**DO THIS:** Gather all lines in the entries below that include the word "share".
****************
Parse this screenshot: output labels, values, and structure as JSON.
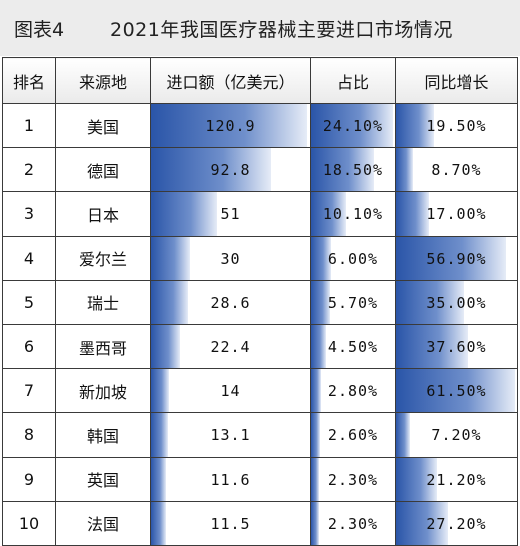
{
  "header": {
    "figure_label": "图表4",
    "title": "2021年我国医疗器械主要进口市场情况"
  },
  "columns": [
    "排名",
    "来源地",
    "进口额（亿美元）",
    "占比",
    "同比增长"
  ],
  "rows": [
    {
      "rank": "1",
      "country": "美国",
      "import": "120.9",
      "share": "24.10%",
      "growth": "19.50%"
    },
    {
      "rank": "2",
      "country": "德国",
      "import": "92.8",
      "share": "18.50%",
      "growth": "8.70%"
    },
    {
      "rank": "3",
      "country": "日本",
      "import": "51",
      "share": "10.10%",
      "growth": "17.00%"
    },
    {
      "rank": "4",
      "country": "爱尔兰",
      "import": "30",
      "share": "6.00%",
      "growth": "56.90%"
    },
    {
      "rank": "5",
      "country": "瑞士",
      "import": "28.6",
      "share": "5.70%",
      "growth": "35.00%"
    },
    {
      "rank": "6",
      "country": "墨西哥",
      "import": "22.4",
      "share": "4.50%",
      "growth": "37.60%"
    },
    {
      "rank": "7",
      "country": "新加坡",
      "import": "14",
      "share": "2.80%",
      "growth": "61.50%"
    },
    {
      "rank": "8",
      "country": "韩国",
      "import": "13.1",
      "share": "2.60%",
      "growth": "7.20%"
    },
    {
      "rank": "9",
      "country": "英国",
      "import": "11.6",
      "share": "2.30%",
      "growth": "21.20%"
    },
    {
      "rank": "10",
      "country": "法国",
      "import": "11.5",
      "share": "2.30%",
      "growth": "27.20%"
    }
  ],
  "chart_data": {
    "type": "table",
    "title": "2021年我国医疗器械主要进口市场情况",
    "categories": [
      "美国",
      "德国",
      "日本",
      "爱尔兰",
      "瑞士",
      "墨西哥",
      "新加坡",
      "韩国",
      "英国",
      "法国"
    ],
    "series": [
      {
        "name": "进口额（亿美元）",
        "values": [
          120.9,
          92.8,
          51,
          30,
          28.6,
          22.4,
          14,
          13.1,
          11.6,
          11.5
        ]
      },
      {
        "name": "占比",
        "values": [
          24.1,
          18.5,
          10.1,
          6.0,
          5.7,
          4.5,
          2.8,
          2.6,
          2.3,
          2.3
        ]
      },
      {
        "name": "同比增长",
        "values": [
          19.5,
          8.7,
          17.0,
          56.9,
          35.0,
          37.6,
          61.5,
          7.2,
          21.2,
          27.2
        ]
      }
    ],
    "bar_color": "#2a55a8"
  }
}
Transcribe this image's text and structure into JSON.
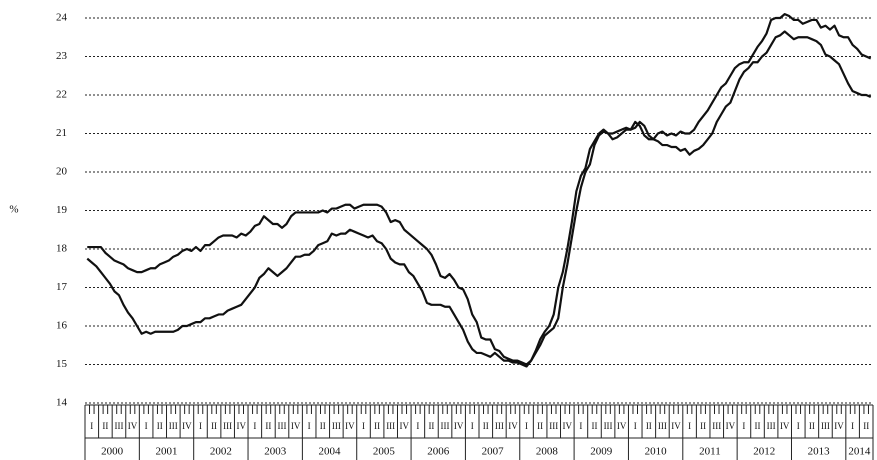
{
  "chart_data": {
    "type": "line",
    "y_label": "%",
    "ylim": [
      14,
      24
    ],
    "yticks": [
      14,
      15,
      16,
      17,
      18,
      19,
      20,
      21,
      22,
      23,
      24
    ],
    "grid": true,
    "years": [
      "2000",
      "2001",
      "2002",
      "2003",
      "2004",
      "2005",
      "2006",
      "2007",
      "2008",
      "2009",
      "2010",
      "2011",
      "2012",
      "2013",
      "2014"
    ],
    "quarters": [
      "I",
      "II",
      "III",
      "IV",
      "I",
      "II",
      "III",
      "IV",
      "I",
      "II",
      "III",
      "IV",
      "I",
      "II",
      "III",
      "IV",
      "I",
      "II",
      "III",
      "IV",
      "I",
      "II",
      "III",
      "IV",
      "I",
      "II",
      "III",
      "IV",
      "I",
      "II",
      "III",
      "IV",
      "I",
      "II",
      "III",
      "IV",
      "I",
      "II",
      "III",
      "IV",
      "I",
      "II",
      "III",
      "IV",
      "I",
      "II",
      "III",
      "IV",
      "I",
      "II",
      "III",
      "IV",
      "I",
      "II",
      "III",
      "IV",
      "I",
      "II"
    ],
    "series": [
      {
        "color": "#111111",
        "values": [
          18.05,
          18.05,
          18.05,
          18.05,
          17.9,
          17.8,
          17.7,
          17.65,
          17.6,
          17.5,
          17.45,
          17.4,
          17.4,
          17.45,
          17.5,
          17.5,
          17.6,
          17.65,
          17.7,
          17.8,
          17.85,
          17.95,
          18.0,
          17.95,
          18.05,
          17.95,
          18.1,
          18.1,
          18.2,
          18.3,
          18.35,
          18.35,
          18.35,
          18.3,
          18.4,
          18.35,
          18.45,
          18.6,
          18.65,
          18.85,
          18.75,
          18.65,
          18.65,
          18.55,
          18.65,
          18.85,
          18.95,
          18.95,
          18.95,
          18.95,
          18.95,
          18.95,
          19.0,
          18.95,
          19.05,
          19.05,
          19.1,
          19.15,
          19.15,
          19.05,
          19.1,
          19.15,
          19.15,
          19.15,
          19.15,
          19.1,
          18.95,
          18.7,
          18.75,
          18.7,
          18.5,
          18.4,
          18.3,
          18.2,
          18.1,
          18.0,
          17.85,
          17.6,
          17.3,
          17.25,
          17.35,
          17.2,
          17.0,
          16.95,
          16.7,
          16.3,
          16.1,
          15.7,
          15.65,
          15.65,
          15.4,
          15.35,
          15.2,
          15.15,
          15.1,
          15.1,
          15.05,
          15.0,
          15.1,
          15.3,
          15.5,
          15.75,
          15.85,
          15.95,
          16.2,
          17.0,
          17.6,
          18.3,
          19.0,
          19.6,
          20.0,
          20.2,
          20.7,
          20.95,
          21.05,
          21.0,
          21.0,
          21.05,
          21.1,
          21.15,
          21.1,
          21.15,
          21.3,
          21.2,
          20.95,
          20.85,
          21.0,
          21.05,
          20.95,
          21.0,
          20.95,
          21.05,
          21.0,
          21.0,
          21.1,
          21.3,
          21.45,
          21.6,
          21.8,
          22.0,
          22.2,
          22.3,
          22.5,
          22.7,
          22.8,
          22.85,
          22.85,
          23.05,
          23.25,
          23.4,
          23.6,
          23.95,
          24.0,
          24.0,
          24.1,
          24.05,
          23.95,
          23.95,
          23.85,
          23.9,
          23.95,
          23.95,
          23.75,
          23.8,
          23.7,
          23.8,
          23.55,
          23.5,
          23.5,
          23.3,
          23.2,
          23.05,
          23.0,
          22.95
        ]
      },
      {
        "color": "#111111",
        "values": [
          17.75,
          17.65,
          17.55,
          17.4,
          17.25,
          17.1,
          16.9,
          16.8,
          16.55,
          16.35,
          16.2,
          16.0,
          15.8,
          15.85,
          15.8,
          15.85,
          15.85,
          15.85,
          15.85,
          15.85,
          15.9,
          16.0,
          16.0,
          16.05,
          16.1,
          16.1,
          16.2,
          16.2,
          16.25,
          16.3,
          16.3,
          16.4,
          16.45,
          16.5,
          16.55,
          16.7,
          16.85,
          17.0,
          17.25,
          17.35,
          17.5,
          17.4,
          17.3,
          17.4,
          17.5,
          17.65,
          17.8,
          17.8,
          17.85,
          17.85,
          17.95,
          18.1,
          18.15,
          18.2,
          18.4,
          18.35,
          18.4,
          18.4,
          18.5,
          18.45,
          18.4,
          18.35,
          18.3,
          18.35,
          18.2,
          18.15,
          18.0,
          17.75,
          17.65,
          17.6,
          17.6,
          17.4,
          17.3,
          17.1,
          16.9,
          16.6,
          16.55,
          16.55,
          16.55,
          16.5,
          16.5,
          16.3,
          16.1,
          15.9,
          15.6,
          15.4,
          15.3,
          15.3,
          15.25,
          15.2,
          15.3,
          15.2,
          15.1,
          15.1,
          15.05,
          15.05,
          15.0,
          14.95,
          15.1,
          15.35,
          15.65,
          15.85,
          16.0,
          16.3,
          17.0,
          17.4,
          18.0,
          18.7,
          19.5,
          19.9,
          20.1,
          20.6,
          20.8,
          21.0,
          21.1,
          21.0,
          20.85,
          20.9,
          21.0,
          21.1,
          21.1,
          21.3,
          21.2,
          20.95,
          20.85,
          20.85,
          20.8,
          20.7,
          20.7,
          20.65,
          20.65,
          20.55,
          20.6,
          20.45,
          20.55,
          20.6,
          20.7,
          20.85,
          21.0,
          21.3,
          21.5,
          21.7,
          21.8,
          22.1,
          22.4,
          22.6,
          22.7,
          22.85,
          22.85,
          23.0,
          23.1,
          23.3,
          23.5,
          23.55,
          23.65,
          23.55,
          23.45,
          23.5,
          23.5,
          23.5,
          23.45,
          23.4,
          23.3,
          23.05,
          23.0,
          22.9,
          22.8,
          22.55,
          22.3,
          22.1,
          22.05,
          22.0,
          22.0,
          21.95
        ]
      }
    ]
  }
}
****************
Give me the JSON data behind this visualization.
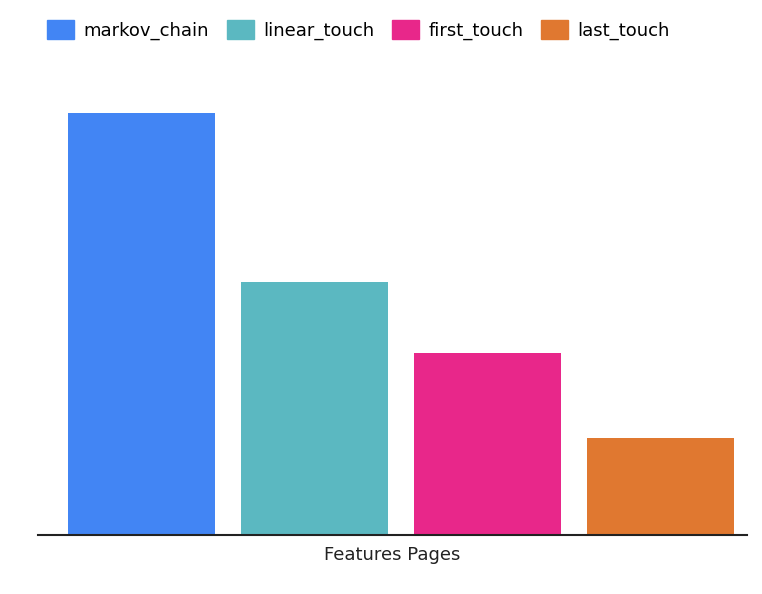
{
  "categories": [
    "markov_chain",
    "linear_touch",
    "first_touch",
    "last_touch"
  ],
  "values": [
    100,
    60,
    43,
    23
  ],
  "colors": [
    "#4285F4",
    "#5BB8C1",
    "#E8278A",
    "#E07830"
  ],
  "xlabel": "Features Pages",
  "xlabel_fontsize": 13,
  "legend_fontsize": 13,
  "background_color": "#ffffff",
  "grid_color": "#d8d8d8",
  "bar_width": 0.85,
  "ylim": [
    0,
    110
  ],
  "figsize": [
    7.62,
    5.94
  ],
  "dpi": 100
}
****************
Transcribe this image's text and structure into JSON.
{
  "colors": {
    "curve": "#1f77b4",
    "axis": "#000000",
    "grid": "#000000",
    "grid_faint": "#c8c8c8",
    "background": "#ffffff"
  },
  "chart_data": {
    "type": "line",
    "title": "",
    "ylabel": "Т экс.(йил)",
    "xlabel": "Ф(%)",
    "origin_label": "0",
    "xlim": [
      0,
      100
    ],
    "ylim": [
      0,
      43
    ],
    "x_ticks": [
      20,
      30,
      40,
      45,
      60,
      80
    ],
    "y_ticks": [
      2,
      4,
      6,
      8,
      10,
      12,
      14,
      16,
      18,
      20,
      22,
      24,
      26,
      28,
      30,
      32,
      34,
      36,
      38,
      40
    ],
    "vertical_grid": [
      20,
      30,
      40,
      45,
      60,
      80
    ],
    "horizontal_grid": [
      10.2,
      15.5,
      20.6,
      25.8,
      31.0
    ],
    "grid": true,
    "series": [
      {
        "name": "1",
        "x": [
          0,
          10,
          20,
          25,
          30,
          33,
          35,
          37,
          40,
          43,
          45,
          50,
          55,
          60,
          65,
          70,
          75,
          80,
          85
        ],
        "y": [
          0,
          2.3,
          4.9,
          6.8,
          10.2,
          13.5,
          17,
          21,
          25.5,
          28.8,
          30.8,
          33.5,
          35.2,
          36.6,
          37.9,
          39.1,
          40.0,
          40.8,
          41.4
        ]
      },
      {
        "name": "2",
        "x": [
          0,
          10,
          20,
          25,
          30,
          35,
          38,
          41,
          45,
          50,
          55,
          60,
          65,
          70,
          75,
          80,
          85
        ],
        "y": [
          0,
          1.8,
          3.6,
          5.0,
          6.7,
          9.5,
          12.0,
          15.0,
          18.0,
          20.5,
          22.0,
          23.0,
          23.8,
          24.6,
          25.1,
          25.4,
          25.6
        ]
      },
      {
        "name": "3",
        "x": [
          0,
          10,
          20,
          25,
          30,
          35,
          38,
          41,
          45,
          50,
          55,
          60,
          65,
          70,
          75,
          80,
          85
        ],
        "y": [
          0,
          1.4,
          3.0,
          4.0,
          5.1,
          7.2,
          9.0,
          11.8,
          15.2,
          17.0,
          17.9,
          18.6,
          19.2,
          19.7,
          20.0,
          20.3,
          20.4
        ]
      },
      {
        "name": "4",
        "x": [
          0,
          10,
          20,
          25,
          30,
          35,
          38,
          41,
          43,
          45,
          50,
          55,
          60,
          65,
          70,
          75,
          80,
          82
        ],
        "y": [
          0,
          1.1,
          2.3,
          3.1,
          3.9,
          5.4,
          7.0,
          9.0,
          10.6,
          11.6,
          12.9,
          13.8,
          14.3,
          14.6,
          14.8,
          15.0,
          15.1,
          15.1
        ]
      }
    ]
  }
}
****************
**WRITTEN ANSWER:**
      "share": "24.10%",
      "share": "18.50%",
      "share": "10.10%",
      "share": "6.00%",
      "share": "5.70%",
      "share": "4.50%",
      "share": "2.80%",
      "share": "2.60%",
      "share": "2.30%",
      "share": "2.30%",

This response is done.